Collected data
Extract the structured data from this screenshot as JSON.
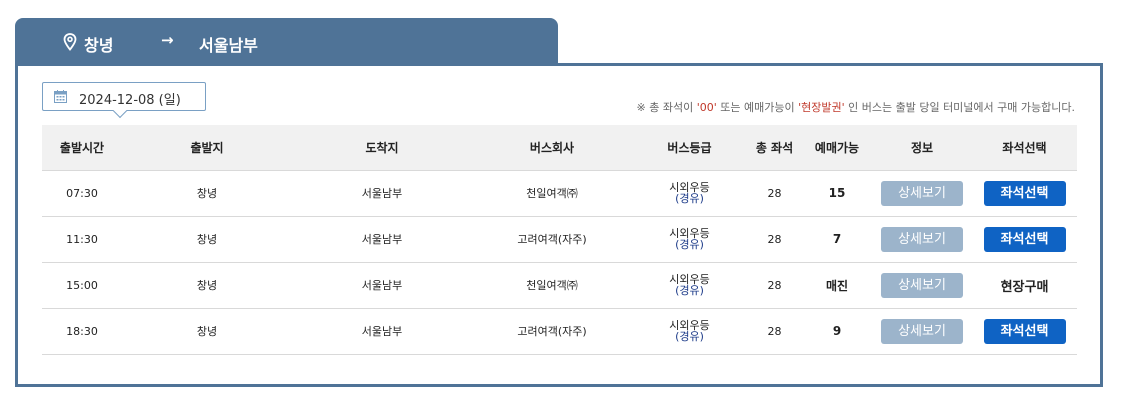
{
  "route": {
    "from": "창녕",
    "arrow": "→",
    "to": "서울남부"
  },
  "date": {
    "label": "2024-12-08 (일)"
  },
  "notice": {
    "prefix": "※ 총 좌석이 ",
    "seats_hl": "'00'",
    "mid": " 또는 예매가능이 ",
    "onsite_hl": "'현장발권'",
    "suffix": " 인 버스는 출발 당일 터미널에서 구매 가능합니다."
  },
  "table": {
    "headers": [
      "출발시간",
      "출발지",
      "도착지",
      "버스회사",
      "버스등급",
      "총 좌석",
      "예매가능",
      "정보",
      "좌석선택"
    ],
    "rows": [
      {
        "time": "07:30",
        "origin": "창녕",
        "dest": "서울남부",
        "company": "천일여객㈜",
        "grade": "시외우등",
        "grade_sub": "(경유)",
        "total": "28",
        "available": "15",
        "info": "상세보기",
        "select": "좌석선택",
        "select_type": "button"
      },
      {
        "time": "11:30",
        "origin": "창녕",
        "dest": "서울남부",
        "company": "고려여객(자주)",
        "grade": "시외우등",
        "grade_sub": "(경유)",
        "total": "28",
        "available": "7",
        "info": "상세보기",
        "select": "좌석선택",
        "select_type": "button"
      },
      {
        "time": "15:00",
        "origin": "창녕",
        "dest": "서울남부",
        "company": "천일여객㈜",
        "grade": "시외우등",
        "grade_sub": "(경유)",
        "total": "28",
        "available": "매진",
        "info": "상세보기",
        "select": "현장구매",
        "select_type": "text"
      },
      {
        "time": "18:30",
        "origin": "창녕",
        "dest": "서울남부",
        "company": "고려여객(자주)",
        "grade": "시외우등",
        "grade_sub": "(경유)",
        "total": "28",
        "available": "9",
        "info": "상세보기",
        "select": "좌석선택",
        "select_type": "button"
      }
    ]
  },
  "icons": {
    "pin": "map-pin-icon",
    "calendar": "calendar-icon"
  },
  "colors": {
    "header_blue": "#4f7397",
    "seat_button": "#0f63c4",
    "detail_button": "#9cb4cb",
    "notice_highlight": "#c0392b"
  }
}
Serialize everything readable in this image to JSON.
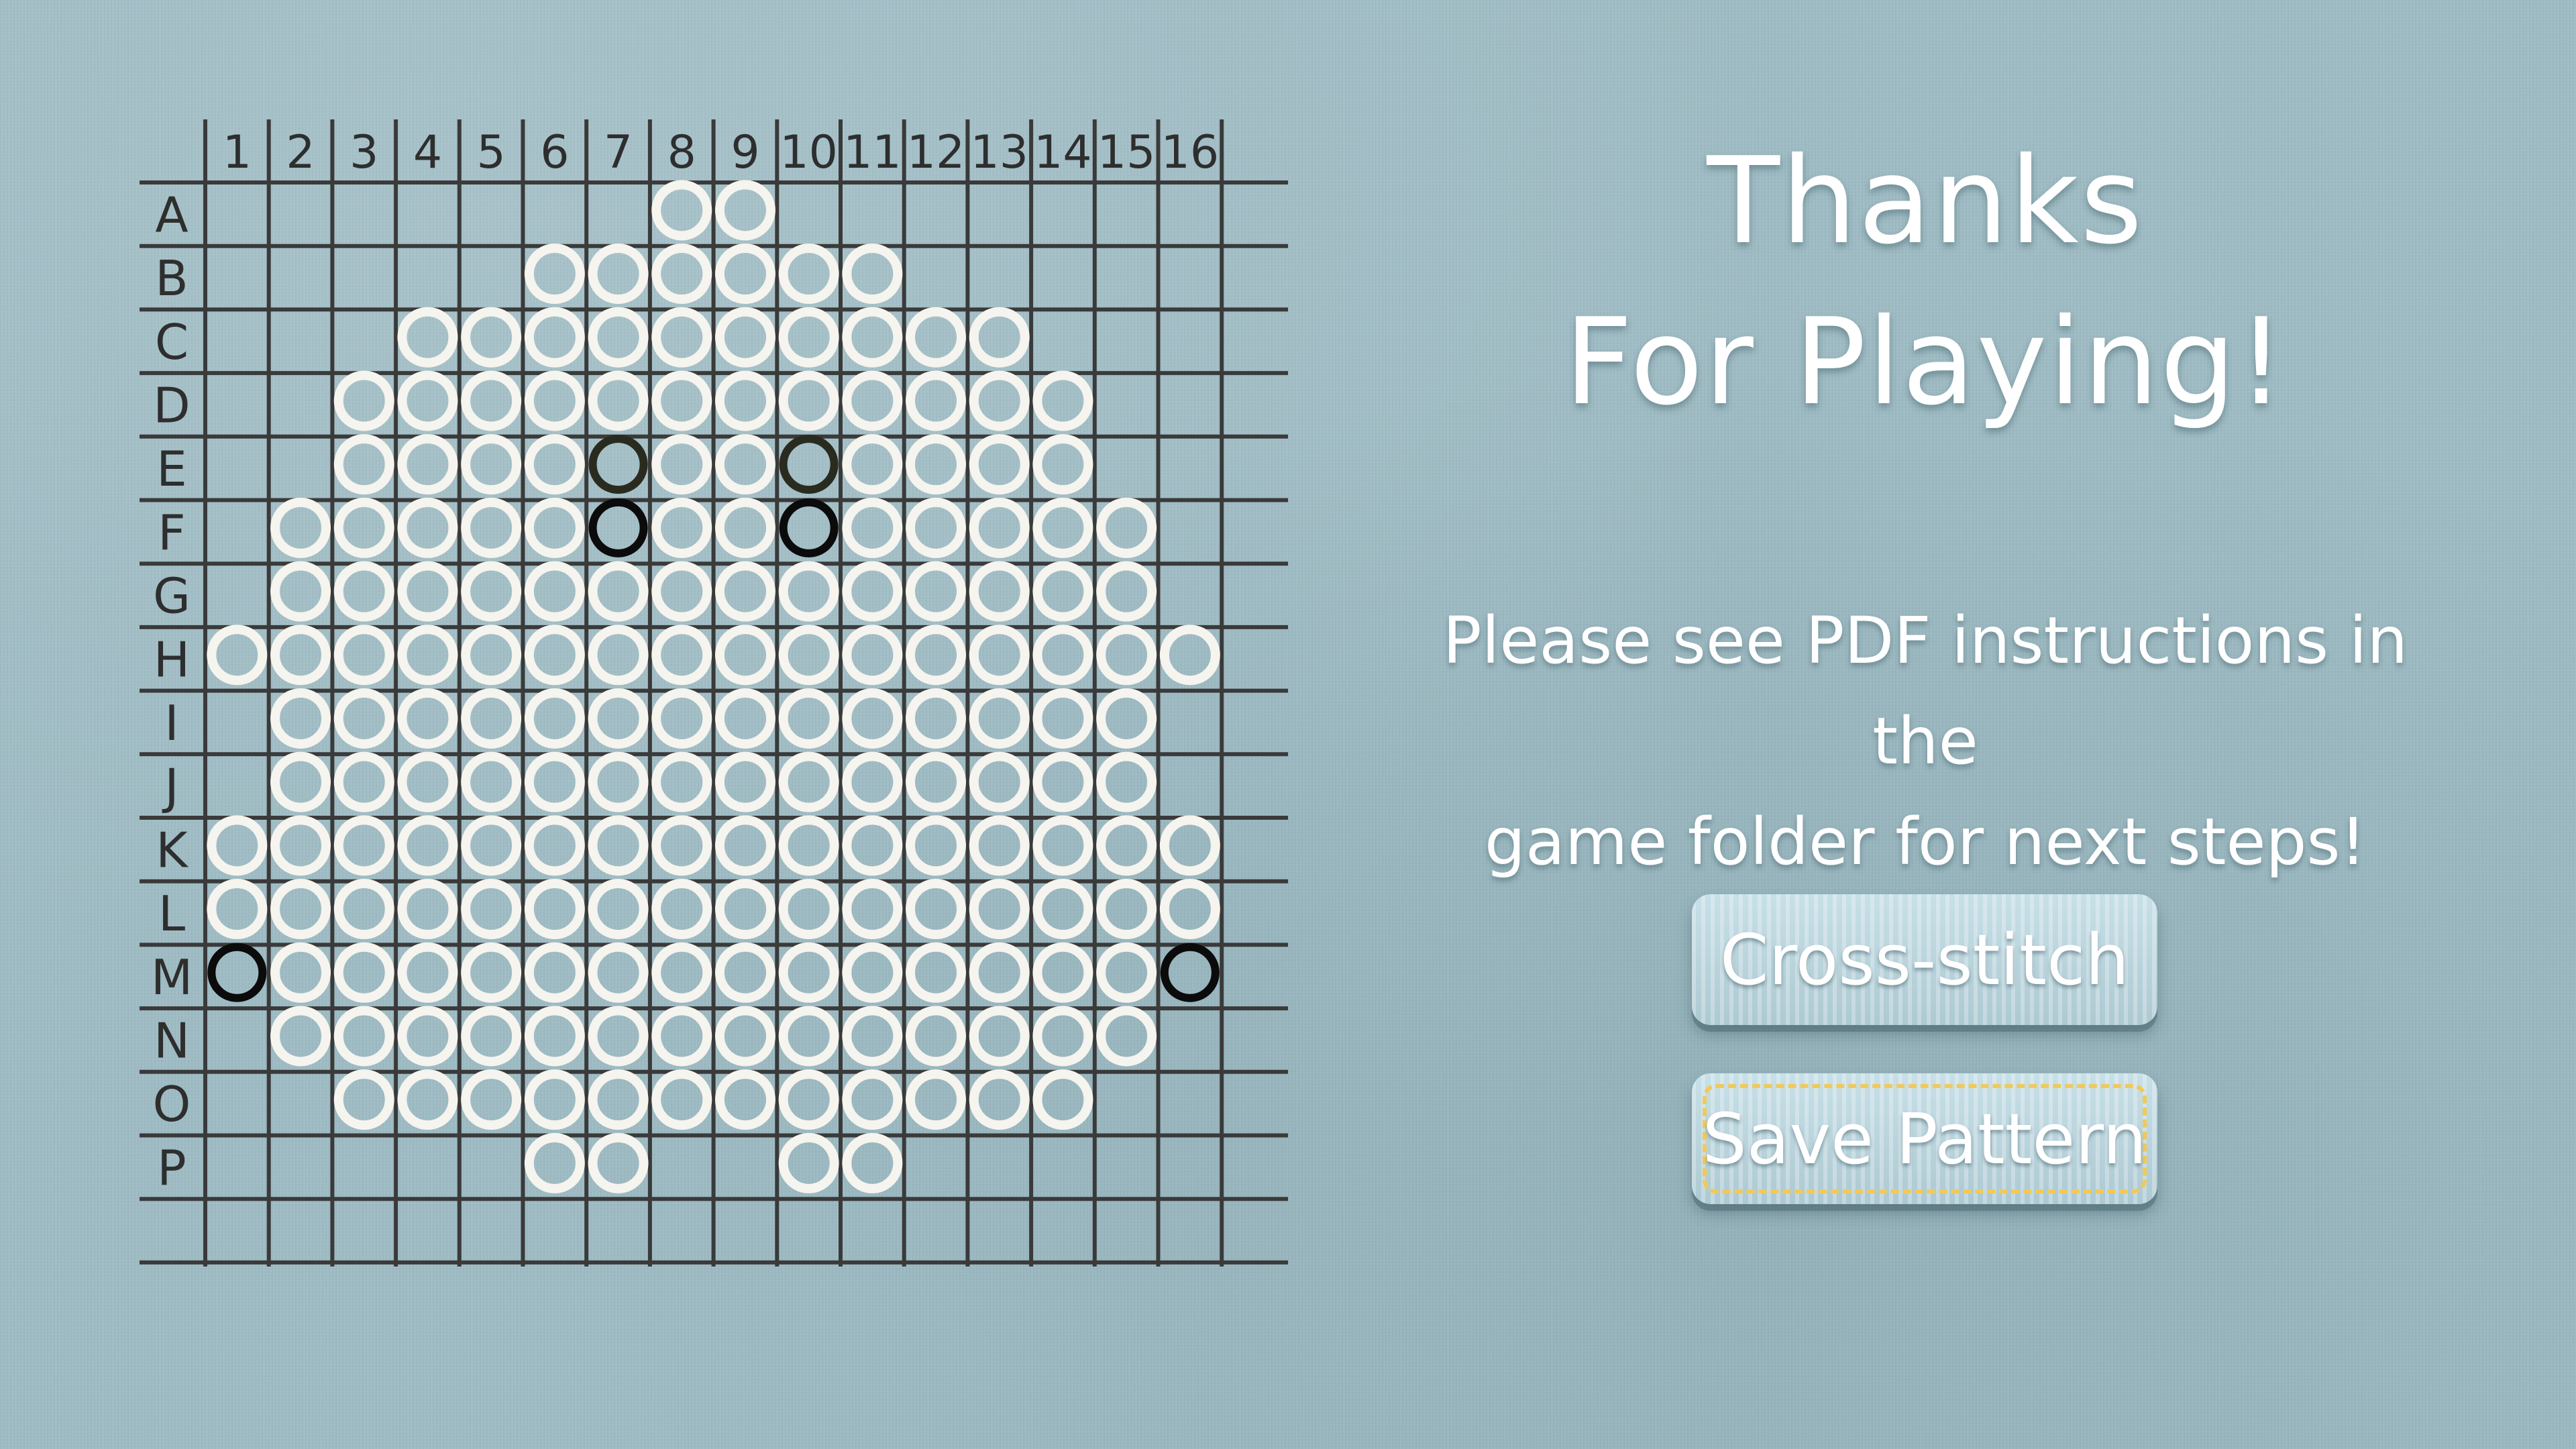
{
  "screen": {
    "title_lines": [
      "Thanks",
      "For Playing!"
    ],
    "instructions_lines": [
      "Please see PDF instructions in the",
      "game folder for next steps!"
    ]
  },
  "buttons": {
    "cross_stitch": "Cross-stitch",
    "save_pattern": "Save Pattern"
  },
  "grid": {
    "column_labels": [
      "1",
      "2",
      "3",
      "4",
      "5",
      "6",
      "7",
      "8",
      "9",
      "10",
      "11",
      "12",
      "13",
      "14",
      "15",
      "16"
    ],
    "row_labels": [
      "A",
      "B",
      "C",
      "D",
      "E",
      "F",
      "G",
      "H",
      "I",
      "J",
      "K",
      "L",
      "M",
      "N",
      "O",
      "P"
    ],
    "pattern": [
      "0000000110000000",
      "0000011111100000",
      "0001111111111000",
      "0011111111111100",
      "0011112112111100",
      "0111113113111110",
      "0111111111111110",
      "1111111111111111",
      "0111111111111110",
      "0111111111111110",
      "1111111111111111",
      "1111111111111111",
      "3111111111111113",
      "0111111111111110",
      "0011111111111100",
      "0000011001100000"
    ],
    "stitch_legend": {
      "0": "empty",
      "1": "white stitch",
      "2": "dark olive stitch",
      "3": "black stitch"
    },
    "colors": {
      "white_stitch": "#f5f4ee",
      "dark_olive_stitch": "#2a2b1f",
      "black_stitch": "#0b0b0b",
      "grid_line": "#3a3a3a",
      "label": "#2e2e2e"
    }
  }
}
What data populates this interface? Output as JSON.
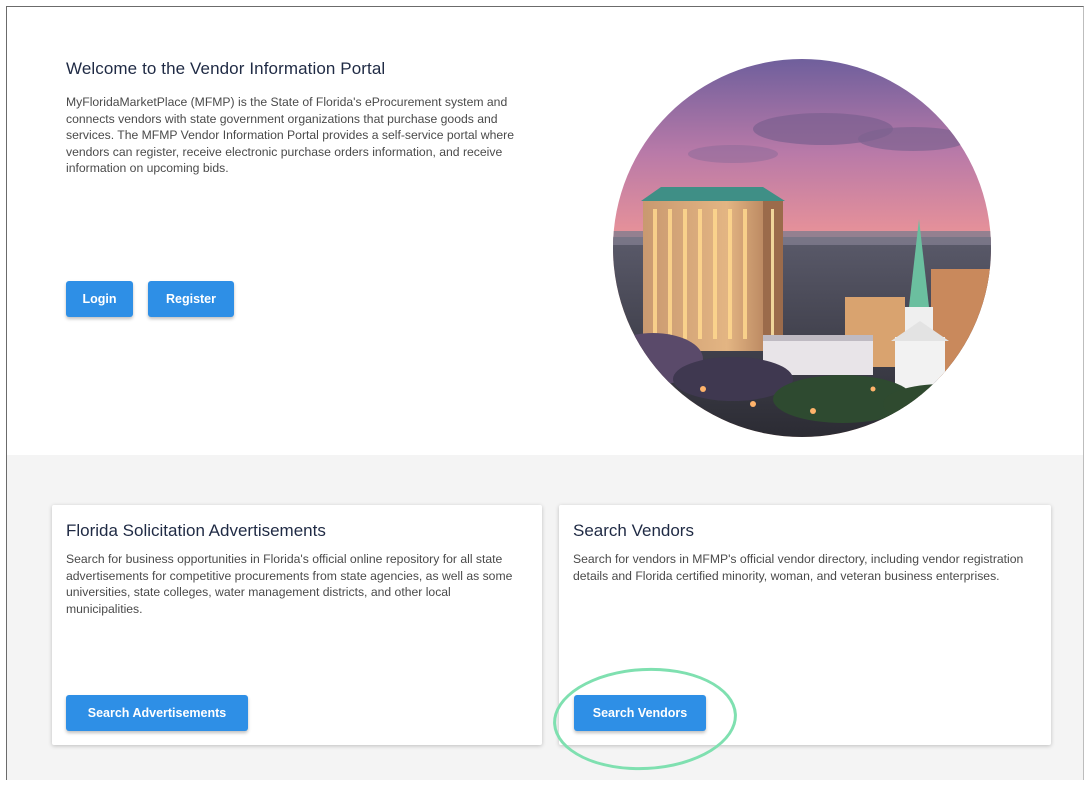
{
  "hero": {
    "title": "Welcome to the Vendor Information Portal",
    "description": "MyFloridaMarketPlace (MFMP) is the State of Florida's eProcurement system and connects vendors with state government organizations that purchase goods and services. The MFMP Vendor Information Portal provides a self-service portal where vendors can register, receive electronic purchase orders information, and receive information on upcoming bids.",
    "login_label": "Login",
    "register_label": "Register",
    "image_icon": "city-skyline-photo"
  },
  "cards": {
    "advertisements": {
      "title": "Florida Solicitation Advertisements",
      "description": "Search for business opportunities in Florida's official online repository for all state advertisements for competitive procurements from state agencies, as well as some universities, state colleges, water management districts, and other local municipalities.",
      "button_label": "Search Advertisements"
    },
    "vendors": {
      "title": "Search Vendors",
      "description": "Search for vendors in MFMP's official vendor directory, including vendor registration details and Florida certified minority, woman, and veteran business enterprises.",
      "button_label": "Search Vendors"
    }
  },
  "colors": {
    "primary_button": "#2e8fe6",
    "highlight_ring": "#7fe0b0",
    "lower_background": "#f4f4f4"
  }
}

## The request:
The line that contains "What data populates" opens the part to copy, and the last line of the records closes it; set down those lines exactly, pictures excluded.

## Completed task:
What data populates this interface? Output as JSON.
{
  "hero": {
    "title": "Welcome to the Vendor Information Portal",
    "description": "MyFloridaMarketPlace (MFMP) is the State of Florida's eProcurement system and connects vendors with state government organizations that purchase goods and services. The MFMP Vendor Information Portal provides a self-service portal where vendors can register, receive electronic purchase orders information, and receive information on upcoming bids.",
    "login_label": "Login",
    "register_label": "Register",
    "image_icon": "city-skyline-photo"
  },
  "cards": {
    "advertisements": {
      "title": "Florida Solicitation Advertisements",
      "description": "Search for business opportunities in Florida's official online repository for all state advertisements for competitive procurements from state agencies, as well as some universities, state colleges, water management districts, and other local municipalities.",
      "button_label": "Search Advertisements"
    },
    "vendors": {
      "title": "Search Vendors",
      "description": "Search for vendors in MFMP's official vendor directory, including vendor registration details and Florida certified minority, woman, and veteran business enterprises.",
      "button_label": "Search Vendors"
    }
  },
  "colors": {
    "primary_button": "#2e8fe6",
    "highlight_ring": "#7fe0b0",
    "lower_background": "#f4f4f4"
  }
}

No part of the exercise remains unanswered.